▸ INSTRUCTION
Copy each line in which the string "Swing" occurs.

▸ MATERIAL FOR THIS EXERCISE
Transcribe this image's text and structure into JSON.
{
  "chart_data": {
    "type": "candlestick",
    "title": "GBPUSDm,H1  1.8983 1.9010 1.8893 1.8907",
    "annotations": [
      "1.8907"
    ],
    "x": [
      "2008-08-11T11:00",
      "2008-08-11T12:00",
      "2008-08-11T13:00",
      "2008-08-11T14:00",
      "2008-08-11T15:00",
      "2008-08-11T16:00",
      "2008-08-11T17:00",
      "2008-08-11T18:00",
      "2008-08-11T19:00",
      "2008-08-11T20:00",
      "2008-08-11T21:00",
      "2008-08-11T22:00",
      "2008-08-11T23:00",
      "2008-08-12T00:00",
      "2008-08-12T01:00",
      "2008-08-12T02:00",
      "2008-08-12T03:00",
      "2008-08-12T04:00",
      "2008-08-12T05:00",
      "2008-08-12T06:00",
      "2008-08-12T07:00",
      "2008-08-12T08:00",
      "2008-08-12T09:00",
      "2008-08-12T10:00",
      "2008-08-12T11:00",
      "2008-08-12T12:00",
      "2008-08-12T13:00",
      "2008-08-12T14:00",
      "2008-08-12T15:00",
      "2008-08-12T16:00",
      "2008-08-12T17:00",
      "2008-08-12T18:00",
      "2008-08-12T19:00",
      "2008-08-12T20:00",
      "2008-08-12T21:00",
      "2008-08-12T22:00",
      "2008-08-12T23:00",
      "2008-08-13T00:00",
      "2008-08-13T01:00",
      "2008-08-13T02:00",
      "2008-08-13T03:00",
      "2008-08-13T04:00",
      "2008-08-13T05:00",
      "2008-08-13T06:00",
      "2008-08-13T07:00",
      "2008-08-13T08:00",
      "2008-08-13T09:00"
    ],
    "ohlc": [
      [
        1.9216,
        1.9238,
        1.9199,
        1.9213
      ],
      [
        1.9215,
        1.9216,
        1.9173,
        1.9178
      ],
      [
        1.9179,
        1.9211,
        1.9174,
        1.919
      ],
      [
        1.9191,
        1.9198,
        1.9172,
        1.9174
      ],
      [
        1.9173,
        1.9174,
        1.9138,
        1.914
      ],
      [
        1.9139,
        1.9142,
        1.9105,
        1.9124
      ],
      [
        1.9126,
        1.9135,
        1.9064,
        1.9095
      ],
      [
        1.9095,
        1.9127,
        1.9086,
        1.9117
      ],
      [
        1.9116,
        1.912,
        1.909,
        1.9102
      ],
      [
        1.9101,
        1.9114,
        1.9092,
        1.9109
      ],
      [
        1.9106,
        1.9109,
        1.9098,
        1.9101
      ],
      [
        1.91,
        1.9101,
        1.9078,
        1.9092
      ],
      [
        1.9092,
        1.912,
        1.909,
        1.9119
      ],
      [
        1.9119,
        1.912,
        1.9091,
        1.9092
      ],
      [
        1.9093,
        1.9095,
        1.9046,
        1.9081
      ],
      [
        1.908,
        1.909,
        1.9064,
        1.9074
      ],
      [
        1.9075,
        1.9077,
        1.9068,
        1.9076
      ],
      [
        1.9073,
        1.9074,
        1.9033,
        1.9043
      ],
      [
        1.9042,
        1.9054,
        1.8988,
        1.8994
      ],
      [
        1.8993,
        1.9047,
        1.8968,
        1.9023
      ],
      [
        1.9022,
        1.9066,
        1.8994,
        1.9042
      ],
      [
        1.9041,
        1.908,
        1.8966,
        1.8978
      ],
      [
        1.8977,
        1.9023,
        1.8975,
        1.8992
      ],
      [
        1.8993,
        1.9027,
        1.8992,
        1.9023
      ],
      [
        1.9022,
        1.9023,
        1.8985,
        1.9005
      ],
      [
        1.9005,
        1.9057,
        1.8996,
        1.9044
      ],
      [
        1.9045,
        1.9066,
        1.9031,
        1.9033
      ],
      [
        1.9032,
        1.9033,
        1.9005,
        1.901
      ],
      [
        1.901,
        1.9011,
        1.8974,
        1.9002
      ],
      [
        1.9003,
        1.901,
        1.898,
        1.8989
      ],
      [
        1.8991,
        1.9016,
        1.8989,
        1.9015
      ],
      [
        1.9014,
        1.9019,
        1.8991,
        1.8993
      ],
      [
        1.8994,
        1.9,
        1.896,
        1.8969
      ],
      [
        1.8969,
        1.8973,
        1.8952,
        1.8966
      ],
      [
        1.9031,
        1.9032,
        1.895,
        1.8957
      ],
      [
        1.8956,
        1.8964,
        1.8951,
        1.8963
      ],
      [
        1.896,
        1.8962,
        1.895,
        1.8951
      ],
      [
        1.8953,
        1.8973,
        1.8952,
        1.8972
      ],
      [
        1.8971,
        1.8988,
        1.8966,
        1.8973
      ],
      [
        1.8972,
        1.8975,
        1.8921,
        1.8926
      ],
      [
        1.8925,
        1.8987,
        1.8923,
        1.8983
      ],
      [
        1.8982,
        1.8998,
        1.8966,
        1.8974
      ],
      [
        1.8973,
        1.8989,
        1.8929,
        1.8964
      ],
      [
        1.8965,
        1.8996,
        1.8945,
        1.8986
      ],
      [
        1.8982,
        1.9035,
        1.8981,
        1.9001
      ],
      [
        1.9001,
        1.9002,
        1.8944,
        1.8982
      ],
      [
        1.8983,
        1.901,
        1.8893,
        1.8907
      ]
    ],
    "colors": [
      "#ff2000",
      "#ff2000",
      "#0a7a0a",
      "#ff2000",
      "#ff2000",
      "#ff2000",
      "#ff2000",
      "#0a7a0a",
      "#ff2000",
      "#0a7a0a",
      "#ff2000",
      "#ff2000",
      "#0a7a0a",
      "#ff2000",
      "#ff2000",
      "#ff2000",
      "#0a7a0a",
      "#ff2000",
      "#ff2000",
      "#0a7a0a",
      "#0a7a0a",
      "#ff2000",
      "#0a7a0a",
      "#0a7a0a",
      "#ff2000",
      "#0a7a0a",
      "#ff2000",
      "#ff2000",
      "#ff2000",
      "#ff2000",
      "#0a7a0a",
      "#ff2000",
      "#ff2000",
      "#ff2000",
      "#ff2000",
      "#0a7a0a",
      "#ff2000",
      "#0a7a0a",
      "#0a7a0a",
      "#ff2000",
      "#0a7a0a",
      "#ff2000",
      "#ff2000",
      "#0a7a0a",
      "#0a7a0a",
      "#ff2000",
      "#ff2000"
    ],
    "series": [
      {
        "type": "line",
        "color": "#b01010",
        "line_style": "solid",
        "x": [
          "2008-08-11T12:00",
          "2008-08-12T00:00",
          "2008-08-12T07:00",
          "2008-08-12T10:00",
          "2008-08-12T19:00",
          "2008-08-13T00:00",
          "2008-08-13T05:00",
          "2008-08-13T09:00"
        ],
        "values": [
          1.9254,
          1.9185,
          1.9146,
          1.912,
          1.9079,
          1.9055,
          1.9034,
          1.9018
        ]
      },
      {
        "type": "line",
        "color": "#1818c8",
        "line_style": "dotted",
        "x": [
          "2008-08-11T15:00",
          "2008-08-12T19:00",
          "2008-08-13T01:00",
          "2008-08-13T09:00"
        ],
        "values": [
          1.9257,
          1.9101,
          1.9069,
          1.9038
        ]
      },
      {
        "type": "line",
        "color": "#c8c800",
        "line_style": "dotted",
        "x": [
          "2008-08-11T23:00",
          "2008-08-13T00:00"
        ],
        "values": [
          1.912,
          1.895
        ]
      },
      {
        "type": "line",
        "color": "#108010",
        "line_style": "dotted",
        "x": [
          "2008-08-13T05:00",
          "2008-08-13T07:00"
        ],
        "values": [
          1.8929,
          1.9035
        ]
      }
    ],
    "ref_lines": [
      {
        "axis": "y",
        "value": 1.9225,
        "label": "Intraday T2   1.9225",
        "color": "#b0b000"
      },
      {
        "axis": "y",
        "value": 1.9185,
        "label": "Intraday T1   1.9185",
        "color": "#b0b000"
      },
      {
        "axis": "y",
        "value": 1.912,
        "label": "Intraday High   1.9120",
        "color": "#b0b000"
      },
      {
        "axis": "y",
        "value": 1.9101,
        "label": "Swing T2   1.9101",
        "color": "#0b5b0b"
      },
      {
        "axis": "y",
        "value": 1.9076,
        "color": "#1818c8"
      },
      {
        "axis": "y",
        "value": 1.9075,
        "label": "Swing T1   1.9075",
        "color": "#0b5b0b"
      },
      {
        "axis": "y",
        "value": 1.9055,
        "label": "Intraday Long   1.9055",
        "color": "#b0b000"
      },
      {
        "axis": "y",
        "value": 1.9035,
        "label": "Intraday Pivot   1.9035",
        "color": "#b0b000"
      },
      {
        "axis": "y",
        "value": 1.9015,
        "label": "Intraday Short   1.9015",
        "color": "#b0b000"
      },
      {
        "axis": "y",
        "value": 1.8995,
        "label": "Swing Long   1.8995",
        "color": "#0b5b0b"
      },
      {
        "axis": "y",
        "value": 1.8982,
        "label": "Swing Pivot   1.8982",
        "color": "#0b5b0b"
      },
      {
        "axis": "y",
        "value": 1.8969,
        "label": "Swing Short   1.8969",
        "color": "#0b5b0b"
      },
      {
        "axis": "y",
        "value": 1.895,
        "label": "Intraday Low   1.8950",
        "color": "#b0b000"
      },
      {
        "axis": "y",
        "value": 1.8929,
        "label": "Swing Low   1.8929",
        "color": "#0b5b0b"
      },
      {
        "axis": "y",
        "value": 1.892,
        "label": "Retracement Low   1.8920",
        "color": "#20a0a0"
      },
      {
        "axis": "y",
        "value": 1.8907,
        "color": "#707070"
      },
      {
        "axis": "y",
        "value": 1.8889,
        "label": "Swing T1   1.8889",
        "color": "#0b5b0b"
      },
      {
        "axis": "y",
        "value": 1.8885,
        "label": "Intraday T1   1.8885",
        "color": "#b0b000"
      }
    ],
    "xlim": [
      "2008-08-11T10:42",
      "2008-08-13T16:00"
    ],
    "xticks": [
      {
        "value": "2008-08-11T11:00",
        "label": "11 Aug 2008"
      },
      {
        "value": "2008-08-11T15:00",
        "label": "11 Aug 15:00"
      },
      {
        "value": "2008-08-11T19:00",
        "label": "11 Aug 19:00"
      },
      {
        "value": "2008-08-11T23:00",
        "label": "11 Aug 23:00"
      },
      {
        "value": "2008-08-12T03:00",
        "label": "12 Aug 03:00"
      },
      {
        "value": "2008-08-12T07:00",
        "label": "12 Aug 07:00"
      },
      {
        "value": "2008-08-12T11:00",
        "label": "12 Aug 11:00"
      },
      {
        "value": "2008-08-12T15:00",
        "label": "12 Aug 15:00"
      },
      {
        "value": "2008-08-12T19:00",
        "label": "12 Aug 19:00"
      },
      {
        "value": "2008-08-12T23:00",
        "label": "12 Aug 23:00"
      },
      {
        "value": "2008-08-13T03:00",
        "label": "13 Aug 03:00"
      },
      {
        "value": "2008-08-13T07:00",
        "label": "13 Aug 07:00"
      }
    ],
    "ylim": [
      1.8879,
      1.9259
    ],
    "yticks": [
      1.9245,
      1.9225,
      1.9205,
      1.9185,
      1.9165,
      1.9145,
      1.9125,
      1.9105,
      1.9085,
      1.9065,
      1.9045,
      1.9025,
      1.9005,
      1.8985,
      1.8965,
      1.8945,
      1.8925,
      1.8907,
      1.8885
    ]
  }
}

▸ SOLUTION FOR THIS TASK
        "label": "Swing T2   1.9101",
        "label": "Swing T1   1.9075",
        "label": "Swing Long   1.8995",
        "label": "Swing Pivot   1.8982",
        "label": "Swing Short   1.8969",
        "label": "Swing Low   1.8929",
        "label": "Swing T1   1.8889",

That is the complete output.